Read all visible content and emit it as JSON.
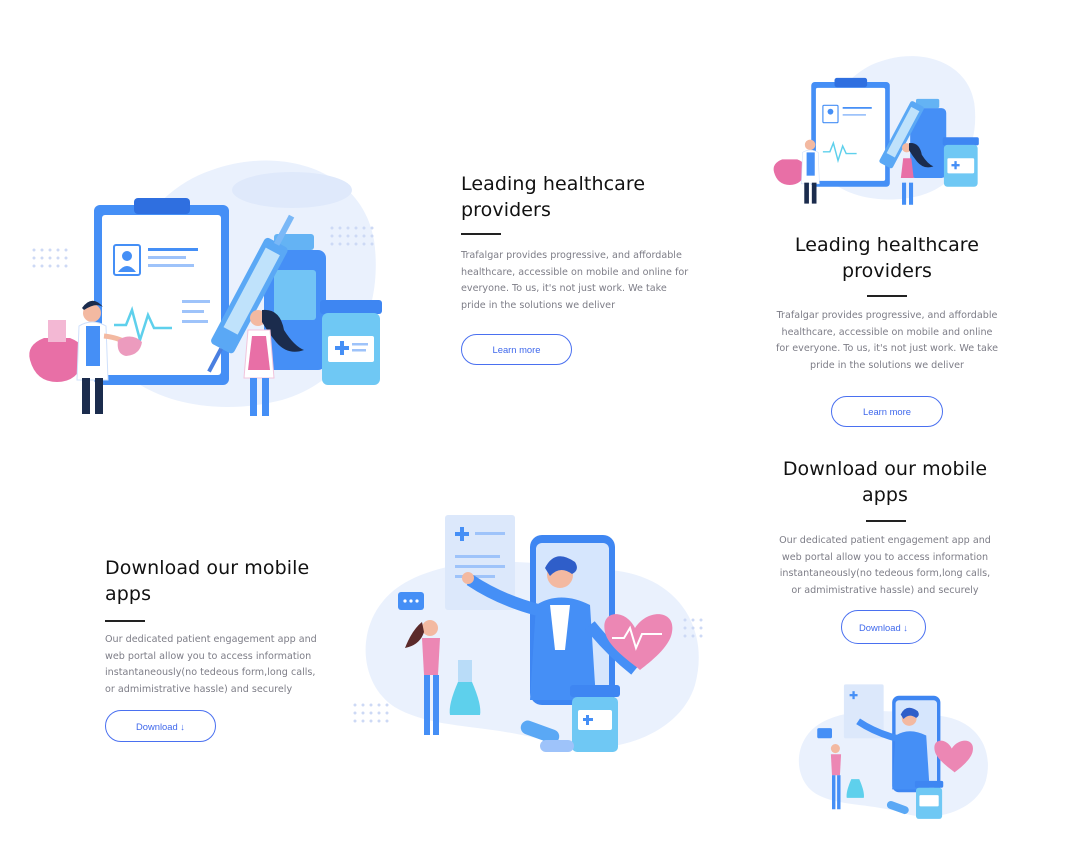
{
  "section_healthcare": {
    "title": "Leading healthcare providers",
    "description": "Trafalgar provides progressive, and affordable healthcare, accessible on mobile and online for everyone. To us, it's not just work. We take pride in the solutions we deliver",
    "button_label": "Learn more"
  },
  "section_apps": {
    "title": "Download our mobile apps",
    "description": "Our dedicated patient engagement app and web portal allow you to access information instantaneously(no tedeous form,long calls, or admimistrative hassle) and securely",
    "button_label": "Download ↓"
  },
  "colors": {
    "accent": "#4a70f0",
    "primary_blue": "#458ff6",
    "pink": "#e86fa6",
    "light_blob": "#eaf1fd"
  },
  "illustrations": {
    "healthcare": "doctors-clipboard-illustration",
    "apps": "doctor-phone-heart-illustration"
  }
}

INSTRUCTION:
Transcribe the whole listing, character for character, but not its images.

THE RESULT:
Read all visible content and emit it as JSON.
{
  "section_healthcare": {
    "title": "Leading healthcare providers",
    "description": "Trafalgar provides progressive, and affordable healthcare, accessible on mobile and online for everyone. To us, it's not just work. We take pride in the solutions we deliver",
    "button_label": "Learn more"
  },
  "section_apps": {
    "title": "Download our mobile apps",
    "description": "Our dedicated patient engagement app and web portal allow you to access information instantaneously(no tedeous form,long calls, or admimistrative hassle) and securely",
    "button_label": "Download ↓"
  },
  "colors": {
    "accent": "#4a70f0",
    "primary_blue": "#458ff6",
    "pink": "#e86fa6",
    "light_blob": "#eaf1fd"
  },
  "illustrations": {
    "healthcare": "doctors-clipboard-illustration",
    "apps": "doctor-phone-heart-illustration"
  }
}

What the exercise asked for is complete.